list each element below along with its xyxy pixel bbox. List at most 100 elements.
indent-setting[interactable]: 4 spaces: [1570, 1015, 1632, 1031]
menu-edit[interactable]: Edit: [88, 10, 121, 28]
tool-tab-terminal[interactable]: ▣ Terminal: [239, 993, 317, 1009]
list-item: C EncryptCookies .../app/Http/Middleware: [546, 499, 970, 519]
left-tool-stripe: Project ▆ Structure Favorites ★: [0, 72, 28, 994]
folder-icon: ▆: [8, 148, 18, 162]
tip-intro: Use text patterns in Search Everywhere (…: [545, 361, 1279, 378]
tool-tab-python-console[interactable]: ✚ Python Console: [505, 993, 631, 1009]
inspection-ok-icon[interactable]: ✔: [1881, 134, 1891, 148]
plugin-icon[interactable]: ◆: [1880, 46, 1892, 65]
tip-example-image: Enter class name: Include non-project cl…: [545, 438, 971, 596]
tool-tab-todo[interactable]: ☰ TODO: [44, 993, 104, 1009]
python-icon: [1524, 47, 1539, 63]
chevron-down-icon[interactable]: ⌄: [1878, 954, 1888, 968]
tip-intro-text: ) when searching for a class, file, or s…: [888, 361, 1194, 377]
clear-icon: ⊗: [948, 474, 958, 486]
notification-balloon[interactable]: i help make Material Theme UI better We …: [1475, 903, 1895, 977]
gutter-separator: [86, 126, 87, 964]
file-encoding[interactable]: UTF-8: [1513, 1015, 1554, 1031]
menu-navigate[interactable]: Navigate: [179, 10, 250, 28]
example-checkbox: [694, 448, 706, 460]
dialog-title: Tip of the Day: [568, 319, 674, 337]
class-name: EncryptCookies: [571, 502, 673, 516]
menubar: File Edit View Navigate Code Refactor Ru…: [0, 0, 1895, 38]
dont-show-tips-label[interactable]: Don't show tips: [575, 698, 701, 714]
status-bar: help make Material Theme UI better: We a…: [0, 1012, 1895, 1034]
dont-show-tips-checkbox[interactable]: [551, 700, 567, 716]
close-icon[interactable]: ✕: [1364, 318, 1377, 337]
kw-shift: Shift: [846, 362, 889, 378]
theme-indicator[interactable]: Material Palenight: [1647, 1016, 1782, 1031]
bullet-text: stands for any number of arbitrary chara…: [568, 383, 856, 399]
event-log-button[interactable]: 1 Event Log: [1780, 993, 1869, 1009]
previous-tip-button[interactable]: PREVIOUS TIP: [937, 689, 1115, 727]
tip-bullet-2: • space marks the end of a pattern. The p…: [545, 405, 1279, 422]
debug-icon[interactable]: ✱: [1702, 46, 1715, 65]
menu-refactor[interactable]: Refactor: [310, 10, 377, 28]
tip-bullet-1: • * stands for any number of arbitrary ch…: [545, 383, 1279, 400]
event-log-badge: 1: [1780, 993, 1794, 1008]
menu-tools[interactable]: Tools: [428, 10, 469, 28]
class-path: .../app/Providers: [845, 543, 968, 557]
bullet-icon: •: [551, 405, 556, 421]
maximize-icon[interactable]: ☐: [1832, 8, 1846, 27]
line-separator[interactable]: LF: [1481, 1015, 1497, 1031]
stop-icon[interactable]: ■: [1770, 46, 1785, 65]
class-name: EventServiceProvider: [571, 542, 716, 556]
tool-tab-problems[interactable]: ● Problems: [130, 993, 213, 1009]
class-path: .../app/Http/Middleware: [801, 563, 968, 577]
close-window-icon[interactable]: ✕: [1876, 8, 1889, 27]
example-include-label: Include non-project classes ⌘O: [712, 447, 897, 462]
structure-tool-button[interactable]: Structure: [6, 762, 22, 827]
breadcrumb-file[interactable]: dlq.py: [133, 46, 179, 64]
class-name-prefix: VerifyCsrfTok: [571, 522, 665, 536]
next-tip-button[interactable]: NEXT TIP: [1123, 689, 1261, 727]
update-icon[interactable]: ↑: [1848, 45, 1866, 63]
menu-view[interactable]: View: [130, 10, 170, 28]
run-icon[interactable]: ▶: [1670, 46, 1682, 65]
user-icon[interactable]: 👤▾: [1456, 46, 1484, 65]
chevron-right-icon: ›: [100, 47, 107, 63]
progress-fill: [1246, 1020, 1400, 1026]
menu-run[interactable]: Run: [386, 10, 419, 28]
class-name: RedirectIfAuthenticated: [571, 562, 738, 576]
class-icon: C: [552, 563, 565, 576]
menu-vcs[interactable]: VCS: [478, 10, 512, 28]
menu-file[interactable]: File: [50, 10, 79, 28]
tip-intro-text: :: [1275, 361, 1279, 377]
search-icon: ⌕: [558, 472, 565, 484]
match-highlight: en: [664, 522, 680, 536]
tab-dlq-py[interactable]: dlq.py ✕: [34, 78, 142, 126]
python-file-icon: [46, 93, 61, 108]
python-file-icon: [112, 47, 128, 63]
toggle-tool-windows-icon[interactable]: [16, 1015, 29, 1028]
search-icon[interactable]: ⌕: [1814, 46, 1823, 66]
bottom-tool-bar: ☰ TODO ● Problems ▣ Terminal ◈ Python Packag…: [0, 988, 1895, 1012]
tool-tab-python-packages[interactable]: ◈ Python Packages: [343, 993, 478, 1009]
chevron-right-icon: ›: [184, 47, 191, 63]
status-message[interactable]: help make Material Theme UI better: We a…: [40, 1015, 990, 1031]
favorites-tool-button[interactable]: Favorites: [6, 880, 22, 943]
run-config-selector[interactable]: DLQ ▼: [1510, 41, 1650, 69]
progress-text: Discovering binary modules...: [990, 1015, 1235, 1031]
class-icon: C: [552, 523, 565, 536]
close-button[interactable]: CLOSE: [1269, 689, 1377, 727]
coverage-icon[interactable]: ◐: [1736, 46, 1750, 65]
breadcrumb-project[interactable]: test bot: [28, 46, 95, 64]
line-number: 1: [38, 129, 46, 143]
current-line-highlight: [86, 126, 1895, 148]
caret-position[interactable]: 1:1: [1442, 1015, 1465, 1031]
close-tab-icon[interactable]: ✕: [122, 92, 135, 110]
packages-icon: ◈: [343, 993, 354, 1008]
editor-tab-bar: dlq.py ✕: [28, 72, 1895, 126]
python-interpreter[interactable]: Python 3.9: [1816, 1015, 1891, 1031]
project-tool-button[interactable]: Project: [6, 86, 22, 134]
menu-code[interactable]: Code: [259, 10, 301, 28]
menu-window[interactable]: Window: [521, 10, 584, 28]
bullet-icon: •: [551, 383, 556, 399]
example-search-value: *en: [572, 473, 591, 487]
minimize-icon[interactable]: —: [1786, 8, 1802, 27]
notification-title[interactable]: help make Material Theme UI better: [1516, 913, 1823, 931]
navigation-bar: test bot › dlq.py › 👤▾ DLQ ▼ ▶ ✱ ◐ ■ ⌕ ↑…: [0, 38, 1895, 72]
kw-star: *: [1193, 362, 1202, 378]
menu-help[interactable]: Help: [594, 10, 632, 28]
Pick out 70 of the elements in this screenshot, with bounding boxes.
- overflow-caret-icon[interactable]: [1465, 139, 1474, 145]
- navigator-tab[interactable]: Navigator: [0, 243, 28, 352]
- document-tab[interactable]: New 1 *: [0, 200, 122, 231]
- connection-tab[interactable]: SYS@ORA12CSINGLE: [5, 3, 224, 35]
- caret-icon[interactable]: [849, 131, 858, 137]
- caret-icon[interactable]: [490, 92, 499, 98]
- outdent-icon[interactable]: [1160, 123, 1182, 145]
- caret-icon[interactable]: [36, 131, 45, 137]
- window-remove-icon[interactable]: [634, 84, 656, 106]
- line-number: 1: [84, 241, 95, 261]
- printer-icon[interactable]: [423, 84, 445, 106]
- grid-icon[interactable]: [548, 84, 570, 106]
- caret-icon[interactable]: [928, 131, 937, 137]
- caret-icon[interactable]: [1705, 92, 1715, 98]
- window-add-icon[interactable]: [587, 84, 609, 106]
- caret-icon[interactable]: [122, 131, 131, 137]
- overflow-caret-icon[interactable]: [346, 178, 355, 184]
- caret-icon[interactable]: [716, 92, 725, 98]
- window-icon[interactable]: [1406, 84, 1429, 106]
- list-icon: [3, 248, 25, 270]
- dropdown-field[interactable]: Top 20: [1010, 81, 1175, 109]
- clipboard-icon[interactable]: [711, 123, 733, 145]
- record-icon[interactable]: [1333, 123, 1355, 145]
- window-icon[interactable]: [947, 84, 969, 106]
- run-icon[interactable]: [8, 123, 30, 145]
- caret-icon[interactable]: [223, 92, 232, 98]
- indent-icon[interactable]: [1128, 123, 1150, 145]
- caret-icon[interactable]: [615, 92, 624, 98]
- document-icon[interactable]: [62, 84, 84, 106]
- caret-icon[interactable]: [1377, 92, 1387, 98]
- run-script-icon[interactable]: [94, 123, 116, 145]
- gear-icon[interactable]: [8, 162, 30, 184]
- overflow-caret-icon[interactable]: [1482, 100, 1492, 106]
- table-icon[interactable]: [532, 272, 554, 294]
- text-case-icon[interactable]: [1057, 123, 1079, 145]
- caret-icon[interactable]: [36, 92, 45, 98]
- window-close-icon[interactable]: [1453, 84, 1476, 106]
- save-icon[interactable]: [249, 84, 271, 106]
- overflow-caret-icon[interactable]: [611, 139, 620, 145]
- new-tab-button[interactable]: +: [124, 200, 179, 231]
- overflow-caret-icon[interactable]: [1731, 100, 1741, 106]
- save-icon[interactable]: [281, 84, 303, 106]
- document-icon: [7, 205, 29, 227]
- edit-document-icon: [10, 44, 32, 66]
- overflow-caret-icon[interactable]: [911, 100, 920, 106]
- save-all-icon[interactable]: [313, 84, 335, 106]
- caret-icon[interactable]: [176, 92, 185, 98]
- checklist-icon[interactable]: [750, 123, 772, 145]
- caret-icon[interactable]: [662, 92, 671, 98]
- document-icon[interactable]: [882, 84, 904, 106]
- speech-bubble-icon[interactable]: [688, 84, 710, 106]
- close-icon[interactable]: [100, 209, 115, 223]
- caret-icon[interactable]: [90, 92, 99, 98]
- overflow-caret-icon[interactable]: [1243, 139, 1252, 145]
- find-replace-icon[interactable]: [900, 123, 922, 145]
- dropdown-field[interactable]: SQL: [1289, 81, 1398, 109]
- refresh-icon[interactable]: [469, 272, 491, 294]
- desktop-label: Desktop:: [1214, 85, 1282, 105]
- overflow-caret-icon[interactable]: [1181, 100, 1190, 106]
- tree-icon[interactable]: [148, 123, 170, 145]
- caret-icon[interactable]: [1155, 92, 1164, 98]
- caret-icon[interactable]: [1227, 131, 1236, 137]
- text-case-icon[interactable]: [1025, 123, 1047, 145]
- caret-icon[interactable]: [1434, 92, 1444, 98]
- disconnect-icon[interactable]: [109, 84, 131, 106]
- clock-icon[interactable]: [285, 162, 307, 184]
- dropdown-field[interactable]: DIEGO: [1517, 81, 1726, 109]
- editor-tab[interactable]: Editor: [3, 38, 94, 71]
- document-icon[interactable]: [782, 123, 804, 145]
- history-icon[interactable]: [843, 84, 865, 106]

** Exercise requirements **
Copy the listing above word for word, from its first line through the line that contains "689, 1115, 727]".

** Finished answer **
list each element below along with its xyxy pixel bbox. List at most 100 elements.
indent-setting[interactable]: 4 spaces: [1570, 1015, 1632, 1031]
menu-edit[interactable]: Edit: [88, 10, 121, 28]
tool-tab-terminal[interactable]: ▣ Terminal: [239, 993, 317, 1009]
list-item: C EncryptCookies .../app/Http/Middleware: [546, 499, 970, 519]
left-tool-stripe: Project ▆ Structure Favorites ★: [0, 72, 28, 994]
folder-icon: ▆: [8, 148, 18, 162]
tip-intro: Use text patterns in Search Everywhere (…: [545, 361, 1279, 378]
tool-tab-python-console[interactable]: ✚ Python Console: [505, 993, 631, 1009]
inspection-ok-icon[interactable]: ✔: [1881, 134, 1891, 148]
plugin-icon[interactable]: ◆: [1880, 46, 1892, 65]
tip-example-image: Enter class name: Include non-project cl…: [545, 438, 971, 596]
tool-tab-todo[interactable]: ☰ TODO: [44, 993, 104, 1009]
python-icon: [1524, 47, 1539, 63]
chevron-down-icon[interactable]: ⌄: [1878, 954, 1888, 968]
tip-intro-text: ) when searching for a class, file, or s…: [888, 361, 1194, 377]
clear-icon: ⊗: [948, 474, 958, 486]
notification-balloon[interactable]: i help make Material Theme UI better We …: [1475, 903, 1895, 977]
gutter-separator: [86, 126, 87, 964]
file-encoding[interactable]: UTF-8: [1513, 1015, 1554, 1031]
menu-navigate[interactable]: Navigate: [179, 10, 250, 28]
example-checkbox: [694, 448, 706, 460]
dialog-title: Tip of the Day: [568, 319, 674, 337]
class-name: EncryptCookies: [571, 502, 673, 516]
menubar: File Edit View Navigate Code Refactor Ru…: [0, 0, 1895, 38]
dont-show-tips-label[interactable]: Don't show tips: [575, 698, 701, 714]
status-bar: help make Material Theme UI better: We a…: [0, 1012, 1895, 1034]
dont-show-tips-checkbox[interactable]: [551, 700, 567, 716]
close-icon[interactable]: ✕: [1364, 318, 1377, 337]
kw-shift: Shift: [846, 362, 889, 378]
theme-indicator[interactable]: Material Palenight: [1647, 1016, 1782, 1031]
bullet-text: stands for any number of arbitrary chara…: [568, 383, 856, 399]
event-log-button[interactable]: 1 Event Log: [1780, 993, 1869, 1009]
previous-tip-button[interactable]: PREVIOUS TIP: [937, 689, 1115, 727]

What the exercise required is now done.